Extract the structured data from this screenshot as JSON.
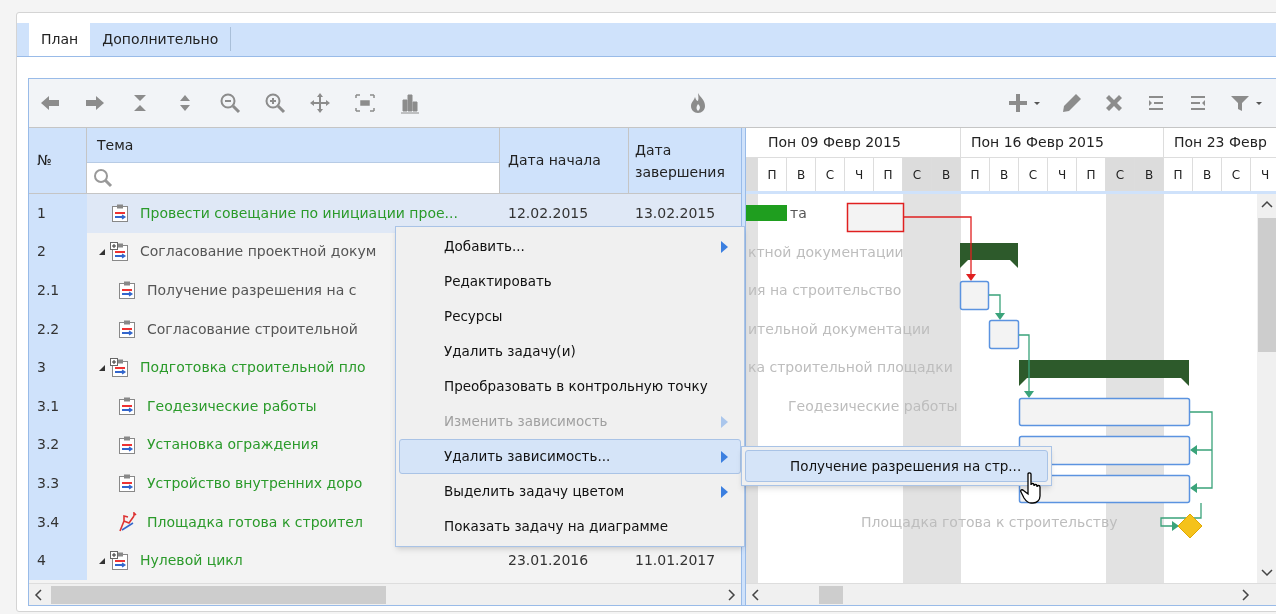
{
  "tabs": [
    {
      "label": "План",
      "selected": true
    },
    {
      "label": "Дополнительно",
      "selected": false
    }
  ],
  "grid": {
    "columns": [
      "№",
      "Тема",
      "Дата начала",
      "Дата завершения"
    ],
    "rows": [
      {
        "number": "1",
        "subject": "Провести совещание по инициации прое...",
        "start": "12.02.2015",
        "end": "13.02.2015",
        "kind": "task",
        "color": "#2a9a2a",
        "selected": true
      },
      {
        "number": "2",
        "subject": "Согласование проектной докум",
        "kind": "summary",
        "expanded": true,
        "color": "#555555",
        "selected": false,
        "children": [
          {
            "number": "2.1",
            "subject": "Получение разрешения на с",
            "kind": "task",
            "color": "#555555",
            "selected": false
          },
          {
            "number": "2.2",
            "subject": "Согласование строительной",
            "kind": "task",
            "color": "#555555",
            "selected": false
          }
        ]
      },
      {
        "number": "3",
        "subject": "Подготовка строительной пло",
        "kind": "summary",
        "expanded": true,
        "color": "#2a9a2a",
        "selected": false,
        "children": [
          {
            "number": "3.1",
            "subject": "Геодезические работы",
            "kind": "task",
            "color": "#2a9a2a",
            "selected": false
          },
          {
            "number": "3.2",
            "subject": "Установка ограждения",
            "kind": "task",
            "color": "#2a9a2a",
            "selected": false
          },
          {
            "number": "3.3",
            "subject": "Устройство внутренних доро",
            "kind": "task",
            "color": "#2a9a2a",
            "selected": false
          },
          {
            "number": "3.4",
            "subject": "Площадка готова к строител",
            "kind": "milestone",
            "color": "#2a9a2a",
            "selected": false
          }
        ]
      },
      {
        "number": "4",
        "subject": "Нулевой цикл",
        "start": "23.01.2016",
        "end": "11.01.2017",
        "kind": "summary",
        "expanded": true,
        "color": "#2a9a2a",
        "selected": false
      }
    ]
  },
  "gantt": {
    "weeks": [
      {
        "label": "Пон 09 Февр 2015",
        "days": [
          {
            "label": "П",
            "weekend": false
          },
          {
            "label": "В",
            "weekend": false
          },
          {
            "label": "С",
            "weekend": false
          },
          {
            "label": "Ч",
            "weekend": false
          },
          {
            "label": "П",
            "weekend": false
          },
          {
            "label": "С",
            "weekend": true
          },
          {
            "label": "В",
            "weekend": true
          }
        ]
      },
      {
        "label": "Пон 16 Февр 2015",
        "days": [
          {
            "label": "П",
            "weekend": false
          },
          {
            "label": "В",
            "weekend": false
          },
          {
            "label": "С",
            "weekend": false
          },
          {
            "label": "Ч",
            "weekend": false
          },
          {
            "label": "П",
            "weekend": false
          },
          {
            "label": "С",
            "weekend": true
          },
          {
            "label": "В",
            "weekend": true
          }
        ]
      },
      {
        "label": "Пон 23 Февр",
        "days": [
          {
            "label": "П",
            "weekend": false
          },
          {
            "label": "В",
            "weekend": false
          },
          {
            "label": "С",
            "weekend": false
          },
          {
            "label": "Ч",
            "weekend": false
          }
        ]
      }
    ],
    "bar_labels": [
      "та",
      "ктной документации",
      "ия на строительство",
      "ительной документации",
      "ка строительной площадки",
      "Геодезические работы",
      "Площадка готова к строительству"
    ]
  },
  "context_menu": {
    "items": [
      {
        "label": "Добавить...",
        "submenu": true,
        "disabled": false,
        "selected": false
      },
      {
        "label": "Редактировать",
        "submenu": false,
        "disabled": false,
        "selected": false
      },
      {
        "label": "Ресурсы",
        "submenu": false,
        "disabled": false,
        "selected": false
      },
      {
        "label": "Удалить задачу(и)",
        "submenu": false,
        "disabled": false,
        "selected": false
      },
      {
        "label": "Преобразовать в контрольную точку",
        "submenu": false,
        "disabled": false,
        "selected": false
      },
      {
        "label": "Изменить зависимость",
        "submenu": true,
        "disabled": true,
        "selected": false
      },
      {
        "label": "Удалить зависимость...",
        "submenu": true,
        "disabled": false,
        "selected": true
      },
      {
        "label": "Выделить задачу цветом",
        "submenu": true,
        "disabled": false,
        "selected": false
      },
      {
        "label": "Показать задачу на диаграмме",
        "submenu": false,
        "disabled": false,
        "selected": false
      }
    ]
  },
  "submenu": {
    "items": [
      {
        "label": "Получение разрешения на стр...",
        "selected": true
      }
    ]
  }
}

*****

PROBLEM
Print out the material word for word, omitting the pictures.

TASK OUTPUT
Extract the structured data from this screenshot as JSON.
{
  "tabs": [
    {
      "label": "План",
      "selected": true
    },
    {
      "label": "Дополнительно",
      "selected": false
    }
  ],
  "grid": {
    "columns": [
      "№",
      "Тема",
      "Дата начала",
      "Дата завершения"
    ],
    "rows": [
      {
        "number": "1",
        "subject": "Провести совещание по инициации прое...",
        "start": "12.02.2015",
        "end": "13.02.2015",
        "kind": "task",
        "color": "#2a9a2a",
        "selected": true
      },
      {
        "number": "2",
        "subject": "Согласование проектной докум",
        "kind": "summary",
        "expanded": true,
        "color": "#555555",
        "selected": false,
        "children": [
          {
            "number": "2.1",
            "subject": "Получение разрешения на с",
            "kind": "task",
            "color": "#555555",
            "selected": false
          },
          {
            "number": "2.2",
            "subject": "Согласование строительной",
            "kind": "task",
            "color": "#555555",
            "selected": false
          }
        ]
      },
      {
        "number": "3",
        "subject": "Подготовка строительной пло",
        "kind": "summary",
        "expanded": true,
        "color": "#2a9a2a",
        "selected": false,
        "children": [
          {
            "number": "3.1",
            "subject": "Геодезические работы",
            "kind": "task",
            "color": "#2a9a2a",
            "selected": false
          },
          {
            "number": "3.2",
            "subject": "Установка ограждения",
            "kind": "task",
            "color": "#2a9a2a",
            "selected": false
          },
          {
            "number": "3.3",
            "subject": "Устройство внутренних доро",
            "kind": "task",
            "color": "#2a9a2a",
            "selected": false
          },
          {
            "number": "3.4",
            "subject": "Площадка готова к строител",
            "kind": "milestone",
            "color": "#2a9a2a",
            "selected": false
          }
        ]
      },
      {
        "number": "4",
        "subject": "Нулевой цикл",
        "start": "23.01.2016",
        "end": "11.01.2017",
        "kind": "summary",
        "expanded": true,
        "color": "#2a9a2a",
        "selected": false
      }
    ]
  },
  "gantt": {
    "weeks": [
      {
        "label": "Пон 09 Февр 2015",
        "days": [
          {
            "label": "П",
            "weekend": false
          },
          {
            "label": "В",
            "weekend": false
          },
          {
            "label": "С",
            "weekend": false
          },
          {
            "label": "Ч",
            "weekend": false
          },
          {
            "label": "П",
            "weekend": false
          },
          {
            "label": "С",
            "weekend": true
          },
          {
            "label": "В",
            "weekend": true
          }
        ]
      },
      {
        "label": "Пон 16 Февр 2015",
        "days": [
          {
            "label": "П",
            "weekend": false
          },
          {
            "label": "В",
            "weekend": false
          },
          {
            "label": "С",
            "weekend": false
          },
          {
            "label": "Ч",
            "weekend": false
          },
          {
            "label": "П",
            "weekend": false
          },
          {
            "label": "С",
            "weekend": true
          },
          {
            "label": "В",
            "weekend": true
          }
        ]
      },
      {
        "label": "Пон 23 Февр",
        "days": [
          {
            "label": "П",
            "weekend": false
          },
          {
            "label": "В",
            "weekend": false
          },
          {
            "label": "С",
            "weekend": false
          },
          {
            "label": "Ч",
            "weekend": false
          }
        ]
      }
    ],
    "bar_labels": [
      "та",
      "ктной документации",
      "ия на строительство",
      "ительной документации",
      "ка строительной площадки",
      "Геодезические работы",
      "Площадка готова к строительству"
    ]
  },
  "context_menu": {
    "items": [
      {
        "label": "Добавить...",
        "submenu": true,
        "disabled": false,
        "selected": false
      },
      {
        "label": "Редактировать",
        "submenu": false,
        "disabled": false,
        "selected": false
      },
      {
        "label": "Ресурсы",
        "submenu": false,
        "disabled": false,
        "selected": false
      },
      {
        "label": "Удалить задачу(и)",
        "submenu": false,
        "disabled": false,
        "selected": false
      },
      {
        "label": "Преобразовать в контрольную точку",
        "submenu": false,
        "disabled": false,
        "selected": false
      },
      {
        "label": "Изменить зависимость",
        "submenu": true,
        "disabled": true,
        "selected": false
      },
      {
        "label": "Удалить зависимость...",
        "submenu": true,
        "disabled": false,
        "selected": true
      },
      {
        "label": "Выделить задачу цветом",
        "submenu": true,
        "disabled": false,
        "selected": false
      },
      {
        "label": "Показать задачу на диаграмме",
        "submenu": false,
        "disabled": false,
        "selected": false
      }
    ]
  },
  "submenu": {
    "items": [
      {
        "label": "Получение разрешения на стр...",
        "selected": true
      }
    ]
  }
}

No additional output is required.